*Entries from a dataset:*
_ _ _ _

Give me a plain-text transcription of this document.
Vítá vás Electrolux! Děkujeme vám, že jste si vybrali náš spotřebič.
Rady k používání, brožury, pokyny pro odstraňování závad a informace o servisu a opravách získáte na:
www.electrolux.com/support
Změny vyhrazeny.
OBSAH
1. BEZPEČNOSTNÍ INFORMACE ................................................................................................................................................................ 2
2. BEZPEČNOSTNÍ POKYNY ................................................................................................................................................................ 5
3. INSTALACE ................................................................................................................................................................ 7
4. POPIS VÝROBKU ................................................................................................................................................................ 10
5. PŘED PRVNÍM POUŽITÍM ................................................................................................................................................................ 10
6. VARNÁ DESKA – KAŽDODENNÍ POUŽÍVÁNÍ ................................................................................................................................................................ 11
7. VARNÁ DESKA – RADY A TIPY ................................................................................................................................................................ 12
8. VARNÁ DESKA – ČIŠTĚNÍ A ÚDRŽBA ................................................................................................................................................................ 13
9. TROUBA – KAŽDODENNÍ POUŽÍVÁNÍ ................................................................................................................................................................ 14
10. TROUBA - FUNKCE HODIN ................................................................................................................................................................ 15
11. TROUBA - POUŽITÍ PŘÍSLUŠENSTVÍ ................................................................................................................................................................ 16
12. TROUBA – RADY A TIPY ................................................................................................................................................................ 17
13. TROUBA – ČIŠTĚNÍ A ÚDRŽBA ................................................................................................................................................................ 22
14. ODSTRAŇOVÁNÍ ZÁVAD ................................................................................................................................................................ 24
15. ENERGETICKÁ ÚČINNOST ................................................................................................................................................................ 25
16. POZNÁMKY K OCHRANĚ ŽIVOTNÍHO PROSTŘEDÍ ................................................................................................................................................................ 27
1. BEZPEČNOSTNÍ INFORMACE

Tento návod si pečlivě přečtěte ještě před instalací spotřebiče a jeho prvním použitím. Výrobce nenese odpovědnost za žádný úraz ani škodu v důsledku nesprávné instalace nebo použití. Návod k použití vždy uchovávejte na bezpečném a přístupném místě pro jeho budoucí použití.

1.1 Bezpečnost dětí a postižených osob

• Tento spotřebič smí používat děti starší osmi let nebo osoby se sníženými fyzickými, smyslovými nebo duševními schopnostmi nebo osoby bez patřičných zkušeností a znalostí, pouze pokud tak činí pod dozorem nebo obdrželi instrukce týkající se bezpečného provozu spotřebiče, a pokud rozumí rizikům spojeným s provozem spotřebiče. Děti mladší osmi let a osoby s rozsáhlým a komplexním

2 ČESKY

_ _ _ _

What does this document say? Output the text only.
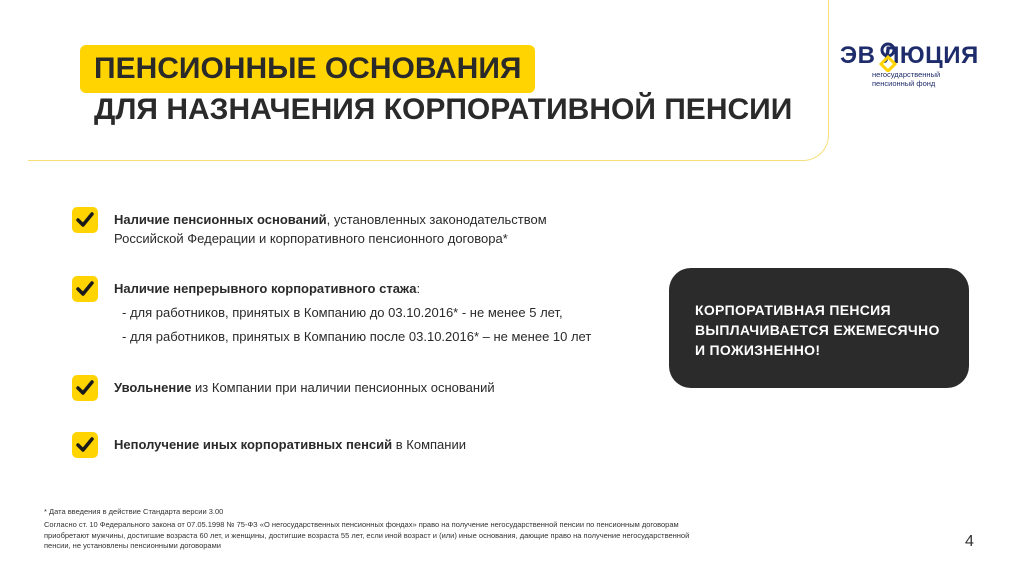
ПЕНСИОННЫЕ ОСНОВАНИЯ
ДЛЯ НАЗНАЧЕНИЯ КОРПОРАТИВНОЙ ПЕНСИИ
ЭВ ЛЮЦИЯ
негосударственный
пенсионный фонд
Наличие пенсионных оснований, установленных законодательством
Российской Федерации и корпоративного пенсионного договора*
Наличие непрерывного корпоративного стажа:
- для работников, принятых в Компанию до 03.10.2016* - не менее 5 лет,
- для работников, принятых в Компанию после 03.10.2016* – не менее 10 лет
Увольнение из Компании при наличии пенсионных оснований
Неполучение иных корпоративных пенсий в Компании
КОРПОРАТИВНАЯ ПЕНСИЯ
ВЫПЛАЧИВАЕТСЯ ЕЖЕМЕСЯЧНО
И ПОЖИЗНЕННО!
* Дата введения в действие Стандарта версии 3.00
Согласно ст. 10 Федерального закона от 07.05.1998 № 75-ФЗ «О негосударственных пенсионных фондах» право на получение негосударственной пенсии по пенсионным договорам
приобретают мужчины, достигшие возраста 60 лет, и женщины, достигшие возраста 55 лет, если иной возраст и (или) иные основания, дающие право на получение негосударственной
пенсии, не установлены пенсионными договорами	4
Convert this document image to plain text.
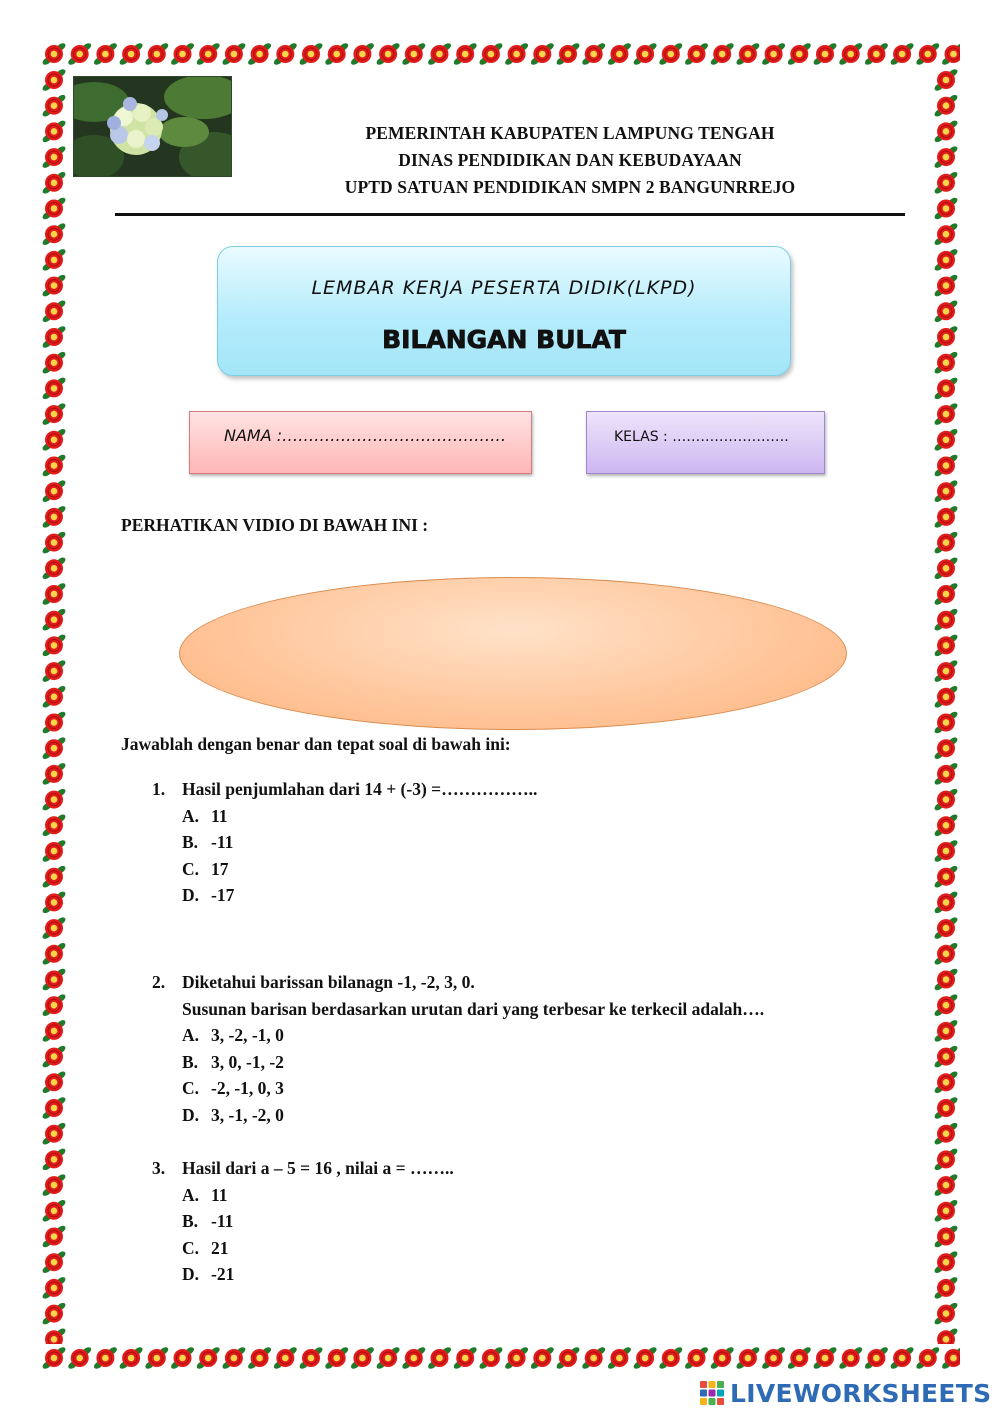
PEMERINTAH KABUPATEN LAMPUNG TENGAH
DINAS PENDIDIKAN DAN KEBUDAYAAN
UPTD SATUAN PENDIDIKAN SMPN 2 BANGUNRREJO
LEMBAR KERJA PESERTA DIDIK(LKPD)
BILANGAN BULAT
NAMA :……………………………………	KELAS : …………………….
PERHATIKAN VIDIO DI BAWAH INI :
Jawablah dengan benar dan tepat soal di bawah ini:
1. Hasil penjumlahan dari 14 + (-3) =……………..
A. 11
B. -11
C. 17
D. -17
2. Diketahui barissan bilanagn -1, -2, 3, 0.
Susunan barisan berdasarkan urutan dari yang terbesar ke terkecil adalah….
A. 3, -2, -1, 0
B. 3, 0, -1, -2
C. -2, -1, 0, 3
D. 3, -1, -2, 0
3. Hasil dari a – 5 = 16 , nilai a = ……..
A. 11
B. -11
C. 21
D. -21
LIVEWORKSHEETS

_ _ _ _

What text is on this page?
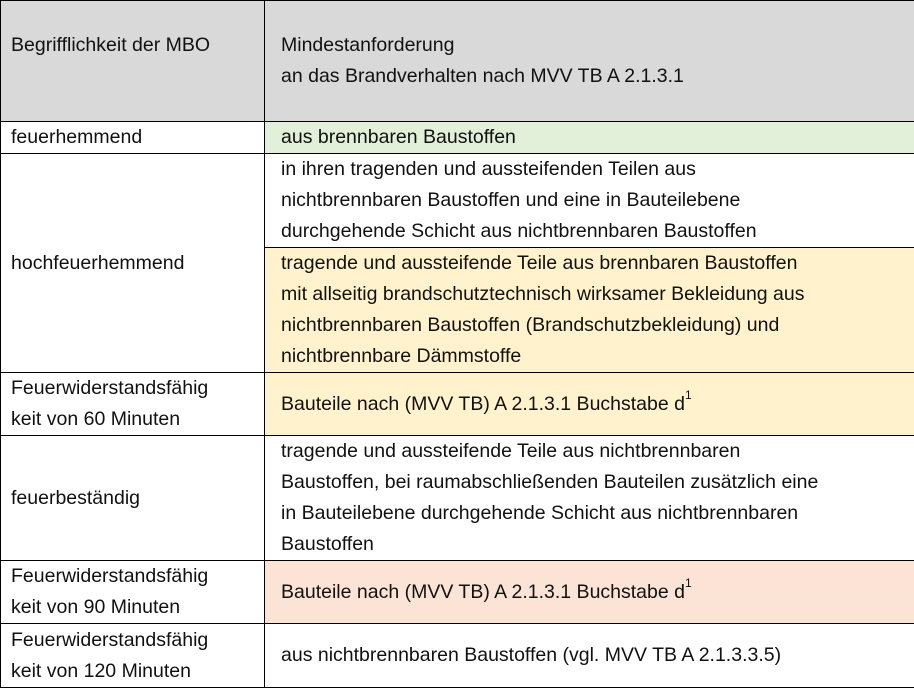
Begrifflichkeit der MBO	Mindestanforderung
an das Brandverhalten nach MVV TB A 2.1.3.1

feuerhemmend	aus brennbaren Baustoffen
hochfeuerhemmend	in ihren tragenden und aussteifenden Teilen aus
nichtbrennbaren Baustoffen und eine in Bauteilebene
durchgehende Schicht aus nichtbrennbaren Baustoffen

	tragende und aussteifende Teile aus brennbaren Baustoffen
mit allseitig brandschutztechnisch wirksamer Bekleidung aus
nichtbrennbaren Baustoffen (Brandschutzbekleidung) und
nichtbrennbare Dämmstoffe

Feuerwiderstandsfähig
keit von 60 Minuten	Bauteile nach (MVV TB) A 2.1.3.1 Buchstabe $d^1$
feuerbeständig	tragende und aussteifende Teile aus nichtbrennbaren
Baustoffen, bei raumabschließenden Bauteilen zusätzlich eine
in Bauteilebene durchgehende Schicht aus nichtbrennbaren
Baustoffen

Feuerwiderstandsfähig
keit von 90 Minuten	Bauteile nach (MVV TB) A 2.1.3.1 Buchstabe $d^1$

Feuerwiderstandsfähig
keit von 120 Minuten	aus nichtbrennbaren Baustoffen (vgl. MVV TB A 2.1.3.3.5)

_ _ _ _

*What you should do:*
Identify the lines in the entries above that contain "оснований", then copy them out.

*Full response:*
Наличие пенсионных оснований, установленных законодательством
Увольнение из Компании при наличии пенсионных оснований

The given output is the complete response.